PROVIDED DATA:
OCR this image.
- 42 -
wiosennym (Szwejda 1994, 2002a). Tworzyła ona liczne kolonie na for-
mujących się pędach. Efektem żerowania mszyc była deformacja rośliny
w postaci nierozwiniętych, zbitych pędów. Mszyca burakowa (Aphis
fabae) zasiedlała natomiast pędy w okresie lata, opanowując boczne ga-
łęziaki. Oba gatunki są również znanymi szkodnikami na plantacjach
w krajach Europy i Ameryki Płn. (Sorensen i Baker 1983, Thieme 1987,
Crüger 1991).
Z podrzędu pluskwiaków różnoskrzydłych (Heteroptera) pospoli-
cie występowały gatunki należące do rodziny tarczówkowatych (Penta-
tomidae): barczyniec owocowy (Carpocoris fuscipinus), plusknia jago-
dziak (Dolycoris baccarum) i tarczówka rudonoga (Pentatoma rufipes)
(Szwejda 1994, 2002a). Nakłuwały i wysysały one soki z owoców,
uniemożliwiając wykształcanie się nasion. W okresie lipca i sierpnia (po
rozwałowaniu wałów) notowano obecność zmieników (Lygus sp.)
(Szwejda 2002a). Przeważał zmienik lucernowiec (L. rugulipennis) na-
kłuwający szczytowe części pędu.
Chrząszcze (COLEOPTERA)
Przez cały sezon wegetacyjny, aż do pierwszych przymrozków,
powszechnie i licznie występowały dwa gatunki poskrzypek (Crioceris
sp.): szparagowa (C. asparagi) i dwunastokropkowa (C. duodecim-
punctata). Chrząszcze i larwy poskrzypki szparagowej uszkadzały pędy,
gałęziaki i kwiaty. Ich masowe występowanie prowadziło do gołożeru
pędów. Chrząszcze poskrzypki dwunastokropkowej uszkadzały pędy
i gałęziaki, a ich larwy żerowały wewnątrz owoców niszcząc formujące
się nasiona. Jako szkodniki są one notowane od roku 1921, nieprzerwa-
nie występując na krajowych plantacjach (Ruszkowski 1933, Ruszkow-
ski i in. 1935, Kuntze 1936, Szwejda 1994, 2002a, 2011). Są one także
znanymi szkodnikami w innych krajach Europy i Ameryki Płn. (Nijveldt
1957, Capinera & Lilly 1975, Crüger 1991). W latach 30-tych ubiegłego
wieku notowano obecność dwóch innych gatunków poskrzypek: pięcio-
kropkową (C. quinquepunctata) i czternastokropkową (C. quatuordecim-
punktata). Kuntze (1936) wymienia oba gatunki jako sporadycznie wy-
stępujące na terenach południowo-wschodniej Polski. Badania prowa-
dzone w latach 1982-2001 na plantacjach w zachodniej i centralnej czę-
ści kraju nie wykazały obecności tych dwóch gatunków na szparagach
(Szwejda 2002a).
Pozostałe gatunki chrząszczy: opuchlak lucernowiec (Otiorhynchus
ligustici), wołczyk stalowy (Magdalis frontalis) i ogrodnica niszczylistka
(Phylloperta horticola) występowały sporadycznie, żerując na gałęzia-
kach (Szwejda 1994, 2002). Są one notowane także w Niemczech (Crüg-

GIVEN EXERCISE: Return all the data exactly as given.

THE COMPLETED TASK:
OCR this image.
- 42 -
wiosennym (Szwejda 1994, 2002a). Tworzyła ona liczne kolonie na for-
mujących się pędach. Efektem żerowania mszyc była deformacja rośliny
w postaci nierozwiniętych, zbitych pędów. Mszyca burakowa (Aphis
fabae) zasiedlała natomiast pędy w okresie lata, opanowując boczne ga-
łęziaki. Oba gatunki są również znanymi szkodnikami na plantacjach
w krajach Europy i Ameryki Płn. (Sorensen i Baker 1983, Thieme 1987,
Crüger 1991).
Z podrzędu pluskwiaków różnoskrzydłych (Heteroptera) pospoli-
cie występowały gatunki należące do rodziny tarczówkowatych (Penta-
tomidae): barczyniec owocowy (Carpocoris fuscipinus), plusknia jago-
dziak (Dolycoris baccarum) i tarczówka rudonoga (Pentatoma rufipes)
(Szwejda 1994, 2002a). Nakłuwały i wysysały one soki z owoców,
uniemożliwiając wykształcanie się nasion. W okresie lipca i sierpnia (po
rozwałowaniu wałów) notowano obecność zmieników (Lygus sp.)
(Szwejda 2002a). Przeważał zmienik lucernowiec (L. rugulipennis) na-
kłuwający szczytowe części pędu.
Chrząszcze (COLEOPTERA)
Przez cały sezon wegetacyjny, aż do pierwszych przymrozków,
powszechnie i licznie występowały dwa gatunki poskrzypek (Crioceris
sp.): szparagowa (C. asparagi) i dwunastokropkowa (C. duodecim-
punctata). Chrząszcze i larwy poskrzypki szparagowej uszkadzały pędy,
gałęziaki i kwiaty. Ich masowe występowanie prowadziło do gołożeru
pędów. Chrząszcze poskrzypki dwunastokropkowej uszkadzały pędy
i gałęziaki, a ich larwy żerowały wewnątrz owoców niszcząc formujące
się nasiona. Jako szkodniki są one notowane od roku 1921, nieprzerwa-
nie występując na krajowych plantacjach (Ruszkowski 1933, Ruszkow-
ski i in. 1935, Kuntze 1936, Szwejda 1994, 2002a, 2011). Są one także
znanymi szkodnikami w innych krajach Europy i Ameryki Płn. (Nijveldt
1957, Capinera & Lilly 1975, Crüger 1991). W latach 30-tych ubiegłego
wieku notowano obecność dwóch innych gatunków poskrzypek: pięcio-
kropkową (C. quinquepunctata) i czternastokropkową (C. quatuordecim-
punktata). Kuntze (1936) wymienia oba gatunki jako sporadycznie wy-
stępujące na terenach południowo-wschodniej Polski. Badania prowa-
dzone w latach 1982-2001 na plantacjach w zachodniej i centralnej czę-
ści kraju nie wykazały obecności tych dwóch gatunków na szparagach
(Szwejda 2002a).
Pozostałe gatunki chrząszczy: opuchlak lucernowiec (Otiorhynchus
ligustici), wołczyk stalowy (Magdalis frontalis) i ogrodnica niszczylistka
(Phylloperta horticola) występowały sporadycznie, żerując na gałęzia-
kach (Szwejda 1994, 2002). Są one notowane także w Niemczech (Crüg-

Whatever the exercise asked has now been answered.